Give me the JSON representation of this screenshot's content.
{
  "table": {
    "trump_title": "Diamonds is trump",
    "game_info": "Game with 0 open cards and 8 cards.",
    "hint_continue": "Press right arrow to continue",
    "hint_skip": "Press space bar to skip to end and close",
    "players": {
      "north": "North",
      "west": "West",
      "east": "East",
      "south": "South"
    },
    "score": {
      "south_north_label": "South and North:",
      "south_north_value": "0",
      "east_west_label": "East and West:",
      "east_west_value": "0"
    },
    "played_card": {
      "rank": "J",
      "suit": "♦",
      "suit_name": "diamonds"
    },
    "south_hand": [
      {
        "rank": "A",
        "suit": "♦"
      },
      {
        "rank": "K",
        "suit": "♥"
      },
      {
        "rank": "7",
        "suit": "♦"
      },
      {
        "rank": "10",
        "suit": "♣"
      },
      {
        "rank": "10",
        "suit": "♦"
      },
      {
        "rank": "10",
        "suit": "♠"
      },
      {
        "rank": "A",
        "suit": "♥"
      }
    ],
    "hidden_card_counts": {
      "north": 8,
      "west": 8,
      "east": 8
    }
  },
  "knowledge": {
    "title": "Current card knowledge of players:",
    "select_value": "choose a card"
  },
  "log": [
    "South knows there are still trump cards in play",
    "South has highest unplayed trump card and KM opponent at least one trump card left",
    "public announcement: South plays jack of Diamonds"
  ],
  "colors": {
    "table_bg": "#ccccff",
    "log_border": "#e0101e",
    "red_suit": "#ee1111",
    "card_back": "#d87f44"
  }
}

-------------------------

**WHAT YOU NEED TO DO**: Please reproduce each record precisely as written.

**WRITTEN RESPONSE**:
Give me the JSON representation of this screenshot's content.
{
  "table": {
    "trump_title": "Diamonds is trump",
    "game_info": "Game with 0 open cards and 8 cards.",
    "hint_continue": "Press right arrow to continue",
    "hint_skip": "Press space bar to skip to end and close",
    "players": {
      "north": "North",
      "west": "West",
      "east": "East",
      "south": "South"
    },
    "score": {
      "south_north_label": "South and North:",
      "south_north_value": "0",
      "east_west_label": "East and West:",
      "east_west_value": "0"
    },
    "played_card": {
      "rank": "J",
      "suit": "♦",
      "suit_name": "diamonds"
    },
    "south_hand": [
      {
        "rank": "A",
        "suit": "♦"
      },
      {
        "rank": "K",
        "suit": "♥"
      },
      {
        "rank": "7",
        "suit": "♦"
      },
      {
        "rank": "10",
        "suit": "♣"
      },
      {
        "rank": "10",
        "suit": "♦"
      },
      {
        "rank": "10",
        "suit": "♠"
      },
      {
        "rank": "A",
        "suit": "♥"
      }
    ],
    "hidden_card_counts": {
      "north": 8,
      "west": 8,
      "east": 8
    }
  },
  "knowledge": {
    "title": "Current card knowledge of players:",
    "select_value": "choose a card"
  },
  "log": [
    "South knows there are still trump cards in play",
    "South has highest unplayed trump card and KM opponent at least one trump card left",
    "public announcement: South plays jack of Diamonds"
  ],
  "colors": {
    "table_bg": "#ccccff",
    "log_border": "#e0101e",
    "red_suit": "#ee1111",
    "card_back": "#d87f44"
  }
}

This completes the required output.